SSgt Richard S. Eaton Jr.
  • Date of passing: Aug 12, 2003
Let the memory of SSgt Richard be with us forever

Army Staff Sgt. Richard S. Eaton Jr., 37, of Guilford, Conn.; assigned to the 323rd Military Intelligence Battalion, Army Reserve, based at Fort Meade, Md.; died Aug. 12 in Ramadi, Iraq, of heat stress and exertional rhabdomyolysis after a 24-hour firefight in Hit, Iraq, the day before.

Guilford family questions death of son in Iraq

The Associated Press

GUILFORD, Conn. — The parents of an Army counterintelligence analyst who died in Iraq are questioning whether their son’s death was unavoidable.

Staff Sgt. Richard Eaton Jr., a counterintelligence analyst, received several intravenous applications of fluids after a 24-hour firefight in 110-degree weather and was sent back to his barracks the night of Aug. 9.

He was found dead the next morning.

The Army mixed up Eaton’s medical records, and failed to monitor Eaton while he got intravenous fluids, said his father, Richard Eaton.

“It will always leave the question of whether or not it was necessary that he died. On that basis alone, it was not necessary,” the elder Eaton said.

The soldier’s father is a spokesman for the University of New Haven, home to the Henry C. Lee Institute of Forensic Science. Lee and a colleague, former New York City medical examiner Michael Baden, have helped the Eaton family review Army records.

The Army’s medical examiner reported that Eaton’s body temperature was 105 degrees. It turned out that another soldier had that temperature, and his records were put in Eaton’s file by mistake, the elder Eaton said.

Because of the mistake, the medical examiner never tested Eaton’s brain stem, and advanced decomposition made it impossible to do blood tests.

Baden will review tissue slides taken from Eaton, but the soldier’s father said it is possible that this review will not resolve whether his son died from the heat or from something else.

The elder Eaton said the Army has been very cooperative in the investigation.

“There are no bad guys here. Things slipped through the cracks, but there was nothing untoward,” he said.

Richard Eaton Jr. was assigned to the 3rd Armored Calvary Regiment from Colorado.

INSTRUCTIONS.
- 1) Quote the passage of the article about Staff Sgt. Richard S. Eaton Jr. from "The Army’s medical" up to and including "Regiment from Colorado.".
- 2) In the article about Staff Sgt. Richard S. Eaton Jr., which two people helped the Eaton family review Army records?

Dataset excerpts:
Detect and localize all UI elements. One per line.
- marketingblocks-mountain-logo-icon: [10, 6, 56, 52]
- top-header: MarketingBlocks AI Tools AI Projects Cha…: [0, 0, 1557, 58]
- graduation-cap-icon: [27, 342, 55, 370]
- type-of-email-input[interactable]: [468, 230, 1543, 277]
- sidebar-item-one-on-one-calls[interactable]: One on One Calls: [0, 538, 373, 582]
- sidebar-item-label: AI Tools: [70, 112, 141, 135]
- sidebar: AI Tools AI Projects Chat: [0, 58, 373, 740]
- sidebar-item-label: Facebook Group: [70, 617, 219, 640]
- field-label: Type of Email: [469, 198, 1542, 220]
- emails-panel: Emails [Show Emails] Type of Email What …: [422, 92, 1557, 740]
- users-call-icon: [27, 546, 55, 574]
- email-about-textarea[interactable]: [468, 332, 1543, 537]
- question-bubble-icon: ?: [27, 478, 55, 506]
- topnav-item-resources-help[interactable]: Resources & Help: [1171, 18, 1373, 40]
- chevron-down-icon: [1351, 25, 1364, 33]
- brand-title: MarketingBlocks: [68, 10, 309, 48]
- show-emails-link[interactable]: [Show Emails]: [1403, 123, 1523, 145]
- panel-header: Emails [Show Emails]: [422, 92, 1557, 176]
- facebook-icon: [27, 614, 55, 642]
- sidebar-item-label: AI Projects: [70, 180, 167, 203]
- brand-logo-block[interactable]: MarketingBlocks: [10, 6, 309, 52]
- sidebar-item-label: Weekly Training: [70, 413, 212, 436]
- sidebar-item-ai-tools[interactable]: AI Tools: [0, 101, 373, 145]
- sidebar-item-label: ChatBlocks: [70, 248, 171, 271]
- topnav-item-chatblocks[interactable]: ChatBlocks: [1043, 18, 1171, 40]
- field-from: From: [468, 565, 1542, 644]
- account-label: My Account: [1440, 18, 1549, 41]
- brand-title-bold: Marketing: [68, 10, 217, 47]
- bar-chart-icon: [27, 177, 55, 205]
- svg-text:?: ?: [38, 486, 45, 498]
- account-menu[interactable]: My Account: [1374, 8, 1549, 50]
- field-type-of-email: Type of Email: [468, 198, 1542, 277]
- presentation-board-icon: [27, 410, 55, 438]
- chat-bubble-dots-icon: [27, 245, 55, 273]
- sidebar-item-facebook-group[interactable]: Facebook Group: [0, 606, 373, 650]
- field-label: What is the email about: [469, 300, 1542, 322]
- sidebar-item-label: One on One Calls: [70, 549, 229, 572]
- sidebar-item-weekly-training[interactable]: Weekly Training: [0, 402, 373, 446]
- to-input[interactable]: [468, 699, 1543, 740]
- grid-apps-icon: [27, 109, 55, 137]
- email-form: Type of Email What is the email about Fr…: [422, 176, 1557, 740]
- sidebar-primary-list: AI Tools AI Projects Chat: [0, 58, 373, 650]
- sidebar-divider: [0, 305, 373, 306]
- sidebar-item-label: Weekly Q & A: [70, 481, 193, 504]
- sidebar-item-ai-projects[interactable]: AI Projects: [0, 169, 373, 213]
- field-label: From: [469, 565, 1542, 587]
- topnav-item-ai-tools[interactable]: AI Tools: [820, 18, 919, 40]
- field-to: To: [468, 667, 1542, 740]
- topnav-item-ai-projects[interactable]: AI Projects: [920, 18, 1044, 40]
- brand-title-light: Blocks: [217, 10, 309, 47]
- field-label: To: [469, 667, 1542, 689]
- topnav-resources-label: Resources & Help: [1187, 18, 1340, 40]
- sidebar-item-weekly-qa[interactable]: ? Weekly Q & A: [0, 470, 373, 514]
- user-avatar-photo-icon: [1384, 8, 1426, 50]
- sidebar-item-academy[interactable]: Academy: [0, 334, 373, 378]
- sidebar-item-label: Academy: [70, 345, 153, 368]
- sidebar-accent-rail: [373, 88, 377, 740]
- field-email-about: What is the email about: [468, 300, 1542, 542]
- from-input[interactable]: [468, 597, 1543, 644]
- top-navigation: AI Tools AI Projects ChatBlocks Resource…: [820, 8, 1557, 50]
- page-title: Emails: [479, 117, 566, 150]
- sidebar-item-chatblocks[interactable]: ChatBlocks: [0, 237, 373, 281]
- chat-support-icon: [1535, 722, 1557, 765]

TASK-BY-TASK RESULTS.
- 1)
The Army’s medical examiner reported that Eaton’s body temperature was 105 degrees. It turned out that another soldier had that temperature, and his records were put in Eaton’s file by mistake, the elder Eaton said.

Because of the mistake, the medical examiner never tested Eaton’s brain stem, and advanced decomposition made it impossible to do blood tests.

Baden will review tissue slides taken from Eaton, but the soldier’s father said it is possible that this review will not resolve whether his son died from the heat or from something else.

The elder Eaton said the Army has been very cooperative in the investigation.

“There are no bad guys here. Things slipped through the cracks, but there was nothing untoward,” he said.

Richard Eaton Jr. was assigned to the 3rd Armored Calvary Regiment from Colorado.

- 2) Henry C. Lee and former New York City medical examiner Michael Baden.